Source data:
**********

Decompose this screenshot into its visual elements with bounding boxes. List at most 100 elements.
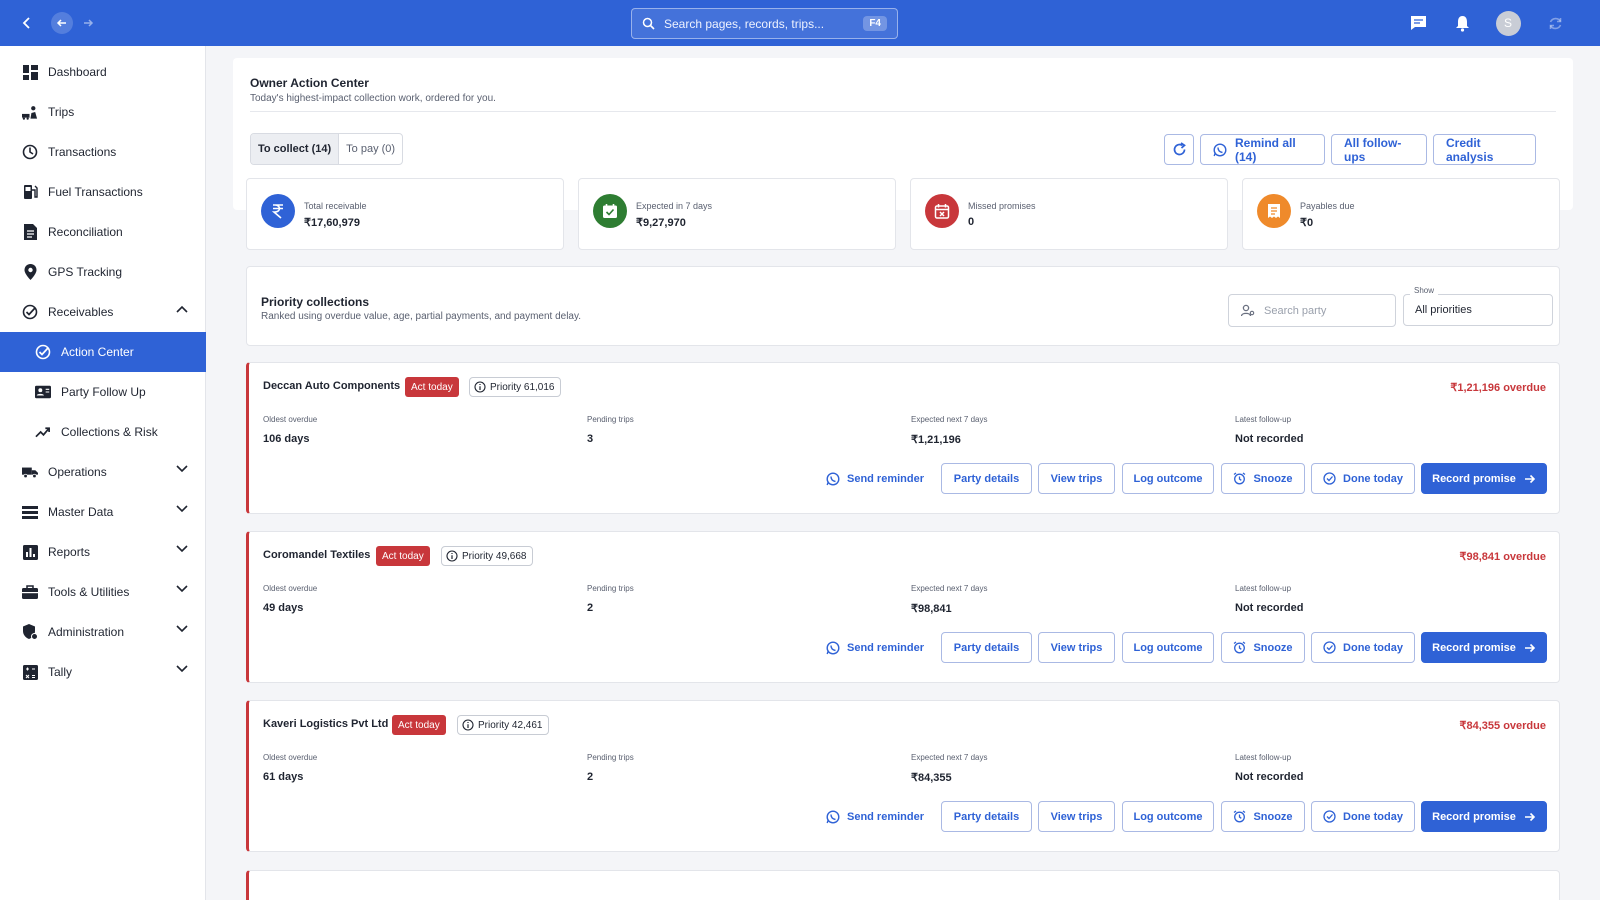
global-search[interactable]: Search pages, records, trips... F4 (631, 8, 898, 39)
party-name[interactable]: Kaveri Logistics Pvt Ltd (263, 718, 388, 730)
priority-score: Priority 61,016 (490, 381, 555, 393)
calendar-x-icon (925, 194, 959, 228)
calendar-check-icon (593, 194, 627, 228)
search-party-placeholder: Search party (1264, 304, 1327, 317)
party-details-label: Party details (953, 472, 1020, 485)
sync-icon[interactable] (1544, 0, 1566, 46)
sidebar-item-trips[interactable]: Trips (0, 92, 206, 132)
sidebar-item-tally[interactable]: Tally (0, 652, 206, 692)
sidebar-item-master-data[interactable]: Master Data (0, 492, 206, 532)
kpi-total-receivable: Total receivable ₹17,60,979 (246, 178, 564, 250)
kpi-label: Total receivable (304, 201, 367, 211)
sidebar-item-reports[interactable]: Reports (0, 532, 206, 572)
view-trips-button[interactable]: View trips (1038, 801, 1115, 832)
view-trips-button[interactable]: View trips (1038, 463, 1115, 494)
chat-icon[interactable] (1406, 0, 1430, 46)
check-circle-icon (1323, 472, 1343, 485)
send-reminder-label: Send reminder (846, 472, 925, 485)
party-details-button[interactable]: Party details (941, 801, 1032, 832)
party-name[interactable]: Coromandel Textiles (263, 549, 370, 561)
tab-to-pay[interactable]: To pay (0) (339, 134, 402, 164)
party-name[interactable]: Deccan Auto Components (263, 380, 400, 392)
sidebar-item-party-follow-up[interactable]: Party Follow Up (0, 372, 206, 412)
log-outcome-button[interactable]: Log outcome (1122, 801, 1214, 832)
avatar[interactable]: S (1495, 0, 1521, 46)
sidebar-item-label: Master Data (48, 505, 114, 519)
view-trips-label: View trips (1050, 810, 1103, 823)
field-label: Pending trips (587, 753, 634, 762)
done-today-button[interactable]: Done today (1311, 632, 1415, 663)
sidebar-item-label: Receivables (48, 305, 114, 319)
back-icon[interactable] (16, 12, 38, 34)
dashboard-icon (22, 64, 38, 80)
snooze-button[interactable]: Snooze (1221, 801, 1305, 832)
top-bar: Search pages, records, trips... F4 S (0, 0, 1600, 46)
all-followups-label: All follow-ups (1344, 135, 1402, 164)
sidebar-item-label: Administration (48, 625, 125, 639)
done-today-button[interactable]: Done today (1311, 801, 1415, 832)
log-outcome-button[interactable]: Log outcome (1122, 632, 1214, 663)
check-circle-icon (1323, 641, 1343, 654)
party-details-button[interactable]: Party details (941, 632, 1032, 663)
credit-analysis-label: Credit analysis (1446, 135, 1494, 164)
bell-icon[interactable] (1450, 0, 1474, 46)
snooze-button[interactable]: Snooze (1221, 463, 1305, 494)
alarm-clock-icon (1233, 810, 1253, 823)
alarm-clock-icon (1233, 472, 1253, 485)
all-followups-button[interactable]: All follow-ups (1331, 134, 1427, 165)
field-label: Oldest overdue (263, 753, 318, 762)
credit-analysis-button[interactable]: Credit analysis (1433, 134, 1536, 165)
sidebar-item-fuel-transactions[interactable]: Fuel Transactions (0, 172, 206, 212)
info-icon (446, 550, 462, 562)
sidebar-item-label: Trips (48, 105, 75, 119)
sidebar-item-receivables[interactable]: Receivables (0, 292, 206, 332)
arrow-right-icon[interactable] (77, 12, 99, 34)
record-promise-button[interactable]: Record promise (1421, 463, 1547, 494)
field-label: Expected next 7 days (911, 415, 988, 424)
party-details-button[interactable]: Party details (941, 463, 1032, 494)
log-outcome-button[interactable]: Log outcome (1122, 463, 1214, 494)
sidebar-item-gps-tracking[interactable]: GPS Tracking (0, 252, 206, 292)
truck-person-icon (22, 104, 38, 120)
done-today-button[interactable]: Done today (1311, 463, 1415, 494)
field-label: Oldest overdue (263, 584, 318, 593)
list-icon (22, 504, 38, 520)
field-value: 106 days (263, 433, 310, 445)
priority-filter-select[interactable]: All priorities (1403, 294, 1553, 326)
alarm-clock-icon (1233, 641, 1253, 654)
snooze-button[interactable]: Snooze (1221, 632, 1305, 663)
view-trips-button[interactable]: View trips (1038, 632, 1115, 663)
send-reminder-button[interactable]: Send reminder (819, 632, 931, 663)
sidebar-item-action-center[interactable]: Action Center (0, 332, 206, 372)
sidebar-item-transactions[interactable]: Transactions (0, 132, 206, 172)
record-promise-button[interactable]: Record promise (1421, 632, 1547, 663)
sidebar-item-reconciliation[interactable]: Reconciliation (0, 212, 206, 252)
sidebar-item-label: Dashboard (48, 65, 107, 79)
field-value: 2 (587, 602, 594, 614)
record-promise-button[interactable]: Record promise (1421, 801, 1547, 832)
kpi-label: Expected in 7 days (636, 201, 713, 211)
field-label: Oldest overdue (263, 415, 318, 424)
remind-all-button[interactable]: Remind all (14) (1200, 134, 1325, 165)
record-promise-label: Record promise (1432, 472, 1516, 485)
send-reminder-button[interactable]: Send reminder (819, 463, 931, 494)
search-party-input[interactable]: Search party (1228, 294, 1396, 327)
sidebar-item-administration[interactable]: Administration (0, 612, 206, 652)
search-icon (642, 17, 655, 30)
field-value: 3 (587, 433, 594, 445)
sidebar-item-tools-utilities[interactable]: Tools & Utilities (0, 572, 206, 612)
field-value: 49 days (263, 602, 304, 614)
tab-to-collect[interactable]: To collect (14) (251, 134, 340, 164)
priority-badge: Priority 42,461 (457, 715, 550, 735)
field-label: Pending trips (587, 415, 634, 424)
arrow-left-icon[interactable] (51, 12, 73, 34)
field-value: Not recorded (1235, 602, 1304, 614)
sidebar-item-operations[interactable]: Operations (0, 452, 206, 492)
main-content: Owner Action Center Today's highest-impa… (206, 46, 1600, 900)
arrow-right-icon (1516, 642, 1536, 654)
page-title: Owner Action Center (250, 76, 369, 90)
sidebar-item-dashboard[interactable]: Dashboard (0, 52, 206, 92)
send-reminder-button[interactable]: Send reminder (819, 801, 931, 832)
refresh-button[interactable] (1164, 134, 1194, 165)
sidebar-item-collections-risk[interactable]: Collections & Risk (0, 412, 206, 452)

**********

# [AIM OF THE TASK]
Count the lines in the source data above that contain the string "clock", with case counting, and reply with the number only.

# [ANSWER TO THIS PROBLEM]
3